··· TRECHO DO TEXTO

Sentimos que se acirrou o conflito político, que divide famílias, destrói amizades e as questões íntimas são discutidas publicamente. E, ao mesmo tempo, a crise econômica se agrava, o desemprego aumenta e as condições de trabalho pioram.

Esse clima belicoso pauta o desrespeito aos direitos humanos, ataca as diferenças e as diversidades entre as pessoas e grupos, ameaçando com violência e morte quem pensa diferente.

O mundo político do século 20 foi denunciado como sombrio. E, atualmente, é governado por exibicionistas armados de insultos, que dividem seu povo, jogando uns contra os outros, para não se reconhecerem como humanos.

Hoje, isso ocorre em diversos países, provocados por governos com mentes doentias, que promovem a destruição do meio ambiente, o ódio contra imigrantes, muçulmanos, mulheres, negros, índios, gays, inimigos virtuais e bodes expiatórios.

······
··· ENTRADAS FORNECIDAS

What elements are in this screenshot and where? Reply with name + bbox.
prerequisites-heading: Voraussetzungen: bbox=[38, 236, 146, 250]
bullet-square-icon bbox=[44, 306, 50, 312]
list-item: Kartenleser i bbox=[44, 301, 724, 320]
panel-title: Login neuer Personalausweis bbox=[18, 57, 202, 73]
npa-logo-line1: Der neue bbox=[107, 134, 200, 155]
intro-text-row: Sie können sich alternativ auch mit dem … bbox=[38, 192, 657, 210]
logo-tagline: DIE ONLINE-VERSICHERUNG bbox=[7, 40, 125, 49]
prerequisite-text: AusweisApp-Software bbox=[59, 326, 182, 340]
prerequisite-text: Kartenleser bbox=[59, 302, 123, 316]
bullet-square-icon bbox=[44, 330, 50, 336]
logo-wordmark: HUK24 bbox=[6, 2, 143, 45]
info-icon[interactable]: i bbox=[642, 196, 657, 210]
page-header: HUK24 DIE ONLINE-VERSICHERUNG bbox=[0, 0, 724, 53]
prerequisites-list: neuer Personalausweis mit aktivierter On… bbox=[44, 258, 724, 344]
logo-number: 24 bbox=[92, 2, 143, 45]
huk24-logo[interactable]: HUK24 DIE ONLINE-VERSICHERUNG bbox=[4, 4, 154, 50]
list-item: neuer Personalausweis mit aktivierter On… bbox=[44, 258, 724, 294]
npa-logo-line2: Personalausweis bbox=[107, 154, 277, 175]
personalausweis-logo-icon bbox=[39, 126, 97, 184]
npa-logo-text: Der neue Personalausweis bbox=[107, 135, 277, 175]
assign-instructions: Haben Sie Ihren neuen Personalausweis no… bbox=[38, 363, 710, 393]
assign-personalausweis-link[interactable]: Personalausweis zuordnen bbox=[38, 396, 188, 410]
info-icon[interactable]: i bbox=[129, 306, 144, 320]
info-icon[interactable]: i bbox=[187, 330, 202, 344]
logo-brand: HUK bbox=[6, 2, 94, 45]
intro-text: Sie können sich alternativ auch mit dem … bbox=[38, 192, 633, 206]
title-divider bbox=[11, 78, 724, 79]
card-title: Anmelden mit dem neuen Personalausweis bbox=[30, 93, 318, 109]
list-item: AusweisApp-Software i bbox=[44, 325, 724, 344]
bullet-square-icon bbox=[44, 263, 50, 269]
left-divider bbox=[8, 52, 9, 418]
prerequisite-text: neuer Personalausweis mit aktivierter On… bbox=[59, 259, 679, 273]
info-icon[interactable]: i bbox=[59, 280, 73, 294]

······

_OBJETIVO_: Prossiga o texto sobre o acirramento do conflito político e o clima de intolerância, começando logo após a última frase apresentada.

_RESPOSTA_:
O diálogo entre Albert Einstein e Sigmund Freud, nos lembra desse cenário, quando Einstein pergunta a Freud como seria possível deter o processo que leva à guerra, Freud responde que tudo o que favorece a cultura combate a guerra.

Para Freud, a cultura regula as relações humanas, articuladas com a ética, no que se refere às ações dos sujeitos, do ponto de vista de pulsões de vida e morte, implicando no domínio do impulso tanático. O que reforça em nós os laços de afeto, porque não estamos mais lutando só pela democracia, mas pela civilização.

Então, precisamos nos abrir para a escuta, que revela a alma humana das pessoas, e não importa a posição ideológica delas, mas o que envolve é a possibilidade de nos aproximar uns dos outros, de discordar sem negar a existência de ninguém.

O melhor caminho é a resistência ao poder narcísico e maligno, como forma de combater ansiedades e depressões, de ordem sociopolítica.

Esse é o legado da psicanálise: a capacidade de escutar os outros, para desmistificar as mentes sombrias, que nos apavoram.

A política é a arte da convivência, mas se não for assim: a sociedade se tornaria um lugar onde o poder não teria limites e as pessoas e países ficariam taciturnas e ensurdecidas.

Não haveria escuta e nem a mediação pelas palavras e seria tudo resolvido pela violência.

O método autoritário é o exercício do poder a favor da autoridade irracional, que aposta no controle sobre o cuidado e na violência sobre a educação.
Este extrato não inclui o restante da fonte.